* Task brief: Without the pictures, copy all the entries below exactly.

* Supplied entries:
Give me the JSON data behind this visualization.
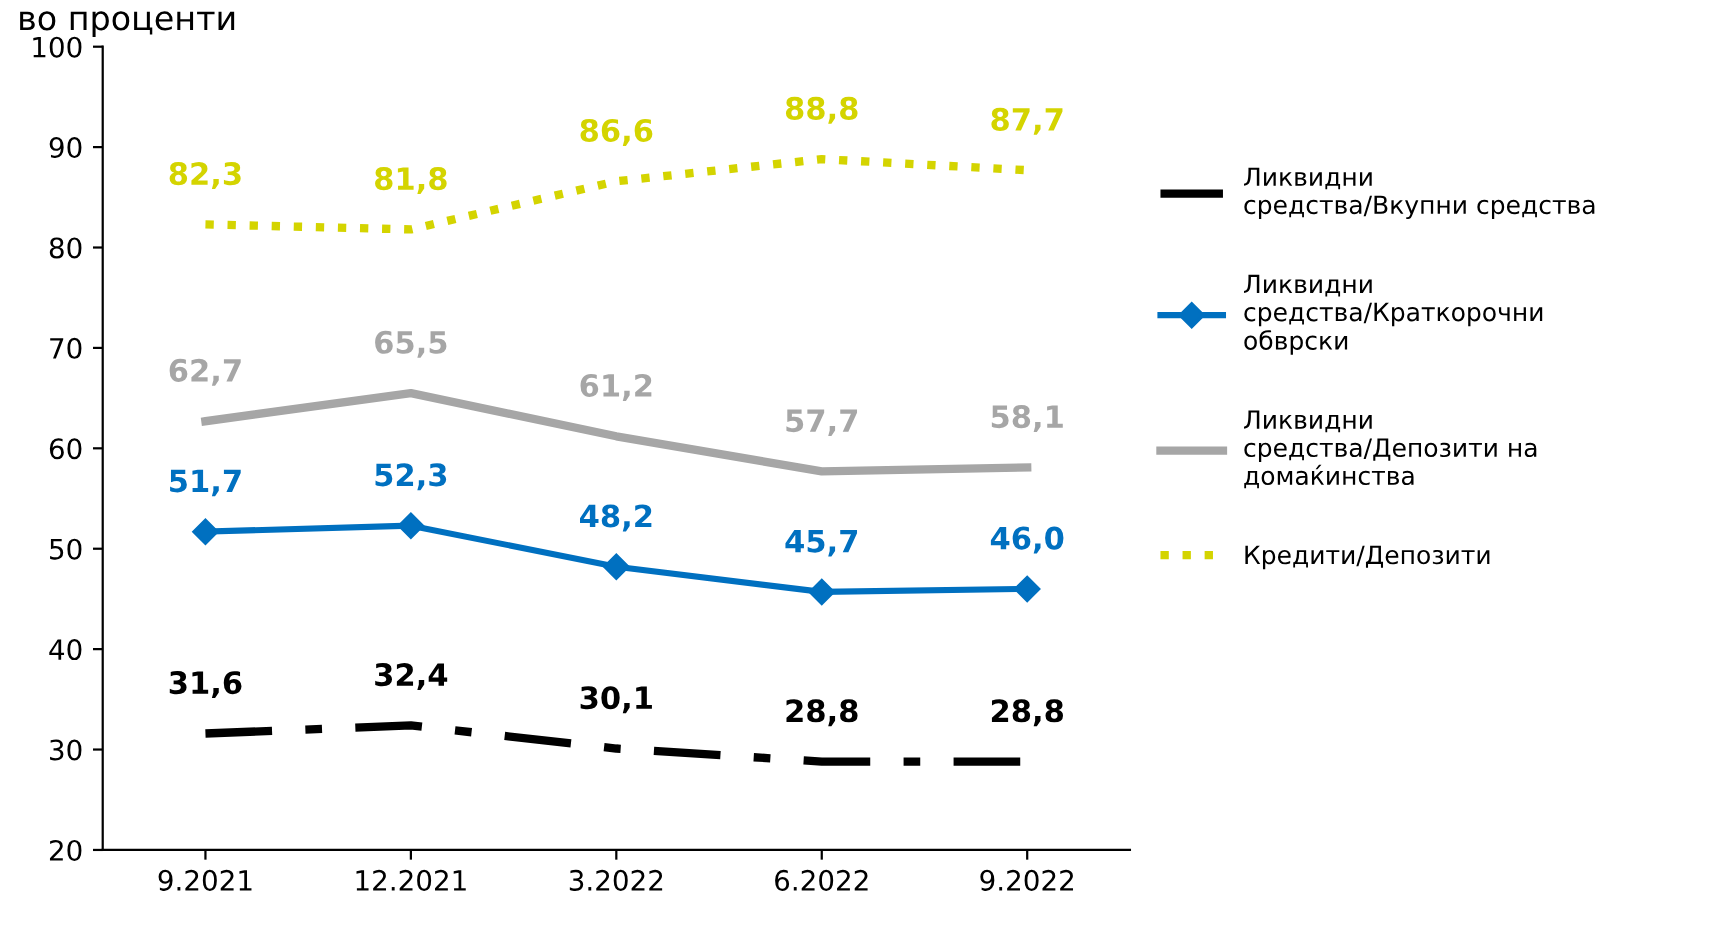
{
  "chart_data": {
    "type": "line",
    "title": "во проценти",
    "categories": [
      "9.2021",
      "12.2021",
      "3.2022",
      "6.2022",
      "9.2022"
    ],
    "series": [
      {
        "name": "Ликвидни средства/Вкупни средства",
        "color": "#000000",
        "line_style": "dashdot",
        "values": [
          31.6,
          32.4,
          30.1,
          28.8,
          28.8
        ],
        "value_labels": [
          "31,6",
          "32,4",
          "30,1",
          "28,8",
          "28,8"
        ]
      },
      {
        "name": "Ликвидни средства/Краткорочни обврски",
        "color": "#0070c0",
        "marker": "diamond",
        "values": [
          51.7,
          52.3,
          48.2,
          45.7,
          46.0
        ],
        "value_labels": [
          "51,7",
          "52,3",
          "48,2",
          "45,7",
          "46,0"
        ]
      },
      {
        "name": "Ликвидни средства/Депозити на домаќинства",
        "color": "#a6a6a6",
        "values": [
          62.7,
          65.5,
          61.2,
          57.7,
          58.1
        ],
        "value_labels": [
          "62,7",
          "65,5",
          "61,2",
          "57,7",
          "58,1"
        ]
      },
      {
        "name": "Кредити/Депозити",
        "color": "#d4d400",
        "line_style": "dotted",
        "values": [
          82.3,
          81.8,
          86.6,
          88.8,
          87.7
        ],
        "value_labels": [
          "82,3",
          "81,8",
          "86,6",
          "88,8",
          "87,7"
        ]
      }
    ],
    "ylim": [
      20,
      100
    ],
    "yticks": [
      20,
      30,
      40,
      50,
      60,
      70,
      80,
      90,
      100
    ],
    "grid": false,
    "legend": "right"
  }
}
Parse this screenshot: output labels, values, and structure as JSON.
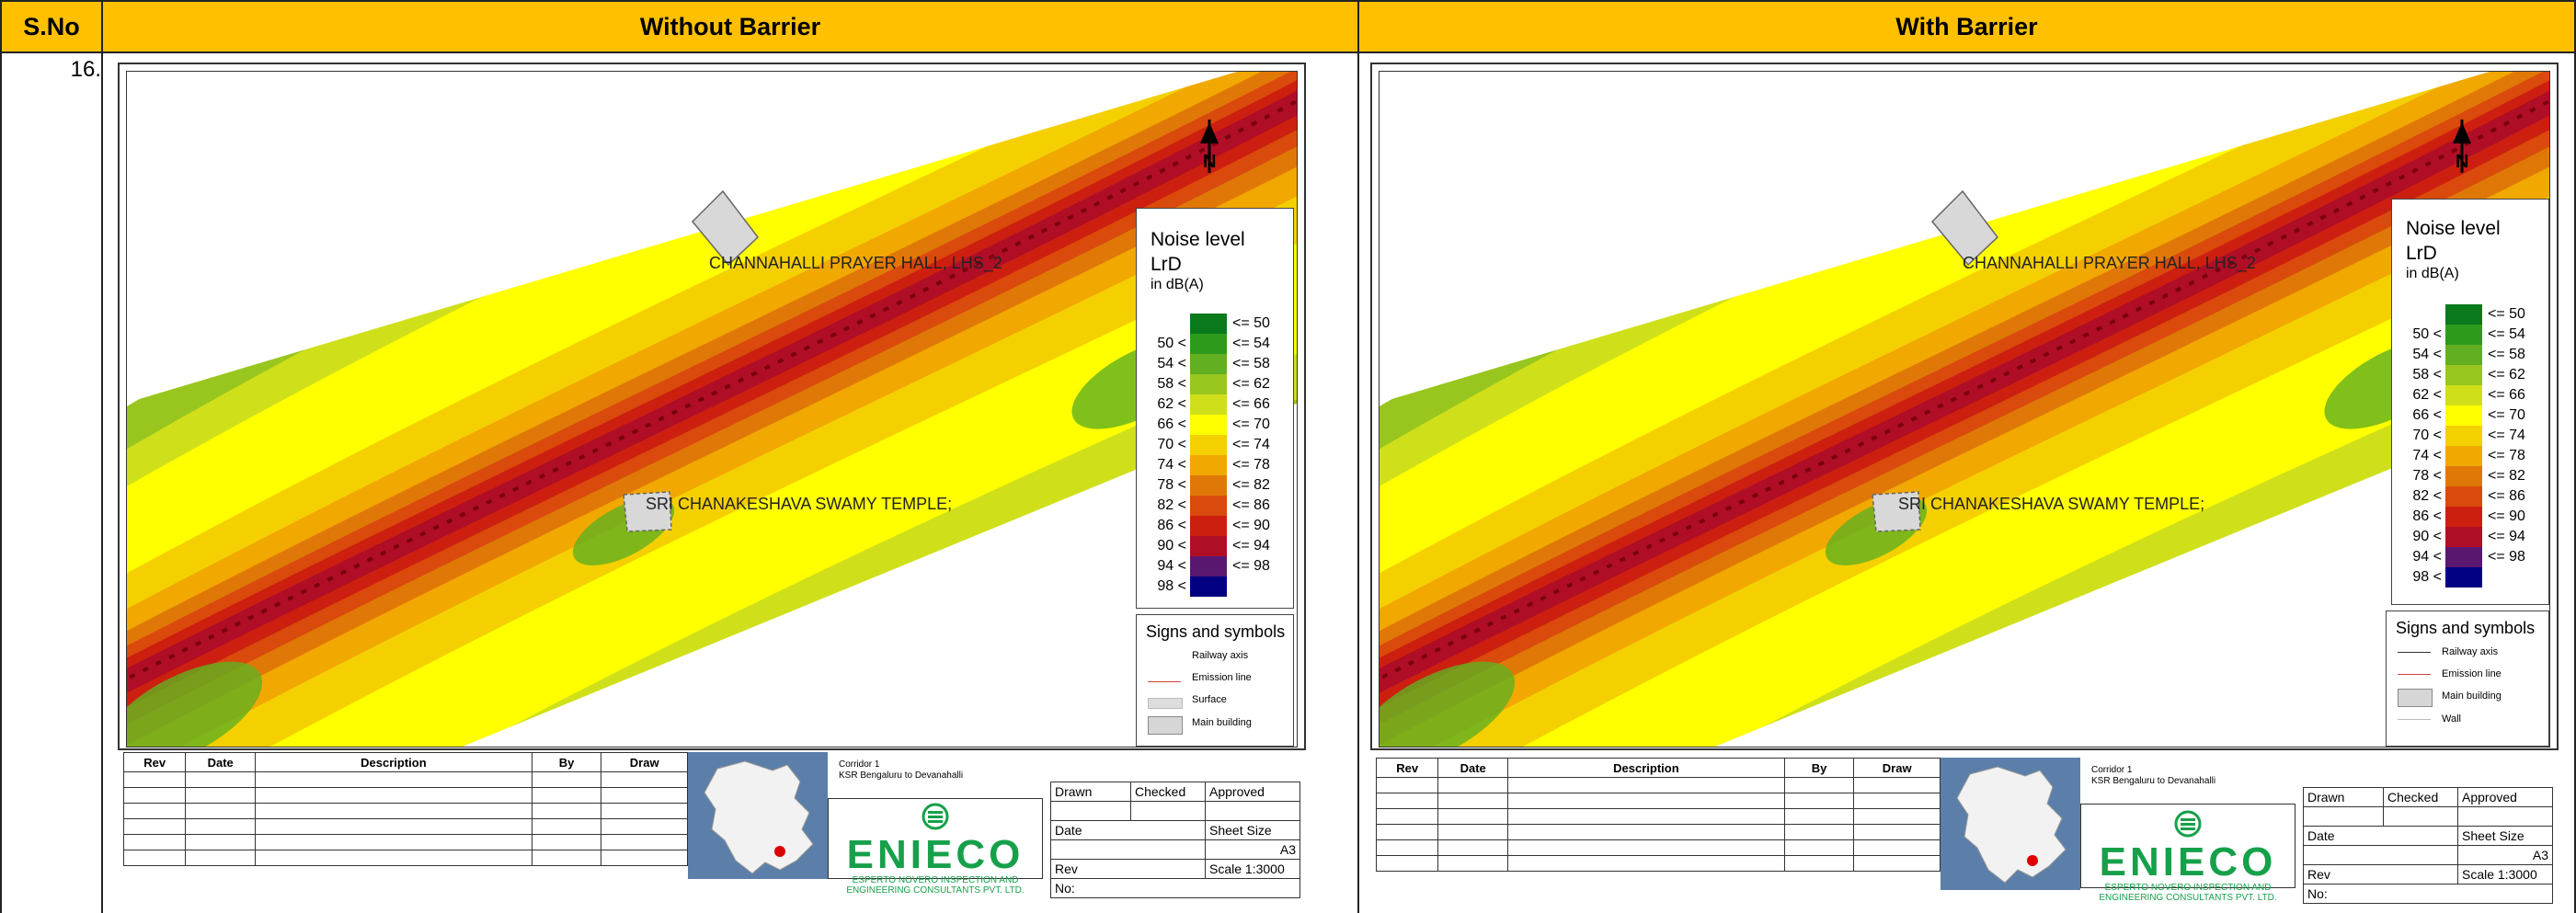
{
  "header": {
    "sno_label": "S.No",
    "col1_label": "Without Barrier",
    "col2_label": "With Barrier"
  },
  "row": {
    "sno": "16."
  },
  "map": {
    "labels": {
      "prayer_hall": "CHANNAHALLI PRAYER HALL, LHS_2",
      "temple": "SRI CHANAKESHAVA SWAMY TEMPLE;"
    },
    "north_label": "N",
    "colors": {
      "c50": "#0a7a1c",
      "c54": "#2e9a1c",
      "c58": "#62b021",
      "c62": "#98c61e",
      "c66": "#cfe01a",
      "c70": "#ffff00",
      "c74": "#f5d000",
      "c78": "#f1a800",
      "c82": "#e07808",
      "c86": "#d94a0c",
      "c90": "#cc1f10",
      "c94": "#b00e26",
      "c98": "#5a1770",
      "c99": "#000080"
    }
  },
  "legend": {
    "title_line1": "Noise level",
    "title_line2": "LrD",
    "unit": "in dB(A)",
    "rows": [
      {
        "low": "",
        "high": "<= 50",
        "color": "#0a7a1c"
      },
      {
        "low": "50 <",
        "high": "<= 54",
        "color": "#2e9a1c"
      },
      {
        "low": "54 <",
        "high": "<= 58",
        "color": "#62b021"
      },
      {
        "low": "58 <",
        "high": "<= 62",
        "color": "#98c61e"
      },
      {
        "low": "62 <",
        "high": "<= 66",
        "color": "#cfe01a"
      },
      {
        "low": "66 <",
        "high": "<= 70",
        "color": "#ffff00"
      },
      {
        "low": "70 <",
        "high": "<= 74",
        "color": "#f5d000"
      },
      {
        "low": "74 <",
        "high": "<= 78",
        "color": "#f1a800"
      },
      {
        "low": "78 <",
        "high": "<= 82",
        "color": "#e07808"
      },
      {
        "low": "82 <",
        "high": "<= 86",
        "color": "#d94a0c"
      },
      {
        "low": "86 <",
        "high": "<= 90",
        "color": "#cc1f10"
      },
      {
        "low": "90 <",
        "high": "<= 94",
        "color": "#b00e26"
      },
      {
        "low": "94 <",
        "high": "<= 98",
        "color": "#5a1770"
      },
      {
        "low": "98 <",
        "high": "",
        "color": "#000080"
      }
    ]
  },
  "symbols": {
    "title": "Signs and symbols",
    "left": [
      "Railway axis",
      "Emission line",
      "Surface",
      "Main building"
    ],
    "right": [
      "Railway axis",
      "Emission line",
      "Main building",
      "Wall"
    ]
  },
  "title_block": {
    "rev_headers": [
      "Rev",
      "Date",
      "Description",
      "By",
      "Draw"
    ],
    "corridor_line1": "Corridor 1",
    "corridor_line2": "KSR Bengaluru to Devanahalli",
    "drawn": "Drawn",
    "checked": "Checked",
    "approved": "Approved",
    "date": "Date",
    "sheet_size": "Sheet Size",
    "sheet_value": "A3",
    "rev": "Rev",
    "scale": "Scale 1:3000",
    "no": "No:",
    "logo_text": "ENIECO",
    "logo_sub1": "ESPERTO NOVERO INSPECTION AND",
    "logo_sub2": "ENGINEERING CONSULTANTS PVT. LTD."
  }
}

* The response:
Give me the JSON data behind this visualization.
{
  "chart_data": {
    "type": "line",
    "title": "во проценти",
    "categories": [
      "9.2021",
      "12.2021",
      "3.2022",
      "6.2022",
      "9.2022"
    ],
    "series": [
      {
        "name": "Ликвидни средства/Вкупни средства",
        "color": "#000000",
        "line_style": "dashdot",
        "values": [
          31.6,
          32.4,
          30.1,
          28.8,
          28.8
        ],
        "value_labels": [
          "31,6",
          "32,4",
          "30,1",
          "28,8",
          "28,8"
        ]
      },
      {
        "name": "Ликвидни средства/Краткорочни обврски",
        "color": "#0070c0",
        "marker": "diamond",
        "values": [
          51.7,
          52.3,
          48.2,
          45.7,
          46.0
        ],
        "value_labels": [
          "51,7",
          "52,3",
          "48,2",
          "45,7",
          "46,0"
        ]
      },
      {
        "name": "Ликвидни средства/Депозити на домаќинства",
        "color": "#a6a6a6",
        "values": [
          62.7,
          65.5,
          61.2,
          57.7,
          58.1
        ],
        "value_labels": [
          "62,7",
          "65,5",
          "61,2",
          "57,7",
          "58,1"
        ]
      },
      {
        "name": "Кредити/Депозити",
        "color": "#d4d400",
        "line_style": "dotted",
        "values": [
          82.3,
          81.8,
          86.6,
          88.8,
          87.7
        ],
        "value_labels": [
          "82,3",
          "81,8",
          "86,6",
          "88,8",
          "87,7"
        ]
      }
    ],
    "ylim": [
      20,
      100
    ],
    "yticks": [
      20,
      30,
      40,
      50,
      60,
      70,
      80,
      90,
      100
    ],
    "grid": false,
    "legend": "right"
  }
}
Parse this screenshot: output labels, values, and structure as JSON.
{
  "header": {
    "sno_label": "S.No",
    "col1_label": "Without Barrier",
    "col2_label": "With Barrier"
  },
  "row": {
    "sno": "16."
  },
  "map": {
    "labels": {
      "prayer_hall": "CHANNAHALLI PRAYER HALL, LHS_2",
      "temple": "SRI CHANAKESHAVA SWAMY TEMPLE;"
    },
    "north_label": "N",
    "colors": {
      "c50": "#0a7a1c",
      "c54": "#2e9a1c",
      "c58": "#62b021",
      "c62": "#98c61e",
      "c66": "#cfe01a",
      "c70": "#ffff00",
      "c74": "#f5d000",
      "c78": "#f1a800",
      "c82": "#e07808",
      "c86": "#d94a0c",
      "c90": "#cc1f10",
      "c94": "#b00e26",
      "c98": "#5a1770",
      "c99": "#000080"
    }
  },
  "legend": {
    "title_line1": "Noise level",
    "title_line2": "LrD",
    "unit": "in dB(A)",
    "rows": [
      {
        "low": "",
        "high": "<= 50",
        "color": "#0a7a1c"
      },
      {
        "low": "50 <",
        "high": "<= 54",
        "color": "#2e9a1c"
      },
      {
        "low": "54 <",
        "high": "<= 58",
        "color": "#62b021"
      },
      {
        "low": "58 <",
        "high": "<= 62",
        "color": "#98c61e"
      },
      {
        "low": "62 <",
        "high": "<= 66",
        "color": "#cfe01a"
      },
      {
        "low": "66 <",
        "high": "<= 70",
        "color": "#ffff00"
      },
      {
        "low": "70 <",
        "high": "<= 74",
        "color": "#f5d000"
      },
      {
        "low": "74 <",
        "high": "<= 78",
        "color": "#f1a800"
      },
      {
        "low": "78 <",
        "high": "<= 82",
        "color": "#e07808"
      },
      {
        "low": "82 <",
        "high": "<= 86",
        "color": "#d94a0c"
      },
      {
        "low": "86 <",
        "high": "<= 90",
        "color": "#cc1f10"
      },
      {
        "low": "90 <",
        "high": "<= 94",
        "color": "#b00e26"
      },
      {
        "low": "94 <",
        "high": "<= 98",
        "color": "#5a1770"
      },
      {
        "low": "98 <",
        "high": "",
        "color": "#000080"
      }
    ]
  },
  "symbols": {
    "title": "Signs and symbols",
    "left": [
      "Railway axis",
      "Emission line",
      "Surface",
      "Main building"
    ],
    "right": [
      "Railway axis",
      "Emission line",
      "Main building",
      "Wall"
    ]
  },
  "title_block": {
    "rev_headers": [
      "Rev",
      "Date",
      "Description",
      "By",
      "Draw"
    ],
    "corridor_line1": "Corridor 1",
    "corridor_line2": "KSR Bengaluru to Devanahalli",
    "drawn": "Drawn",
    "checked": "Checked",
    "approved": "Approved",
    "date": "Date",
    "sheet_size": "Sheet Size",
    "sheet_value": "A3",
    "rev": "Rev",
    "scale": "Scale 1:3000",
    "no": "No:",
    "logo_text": "ENIECO",
    "logo_sub1": "ESPERTO NOVERO INSPECTION AND",
    "logo_sub2": "ENGINEERING CONSULTANTS PVT. LTD."
  }
}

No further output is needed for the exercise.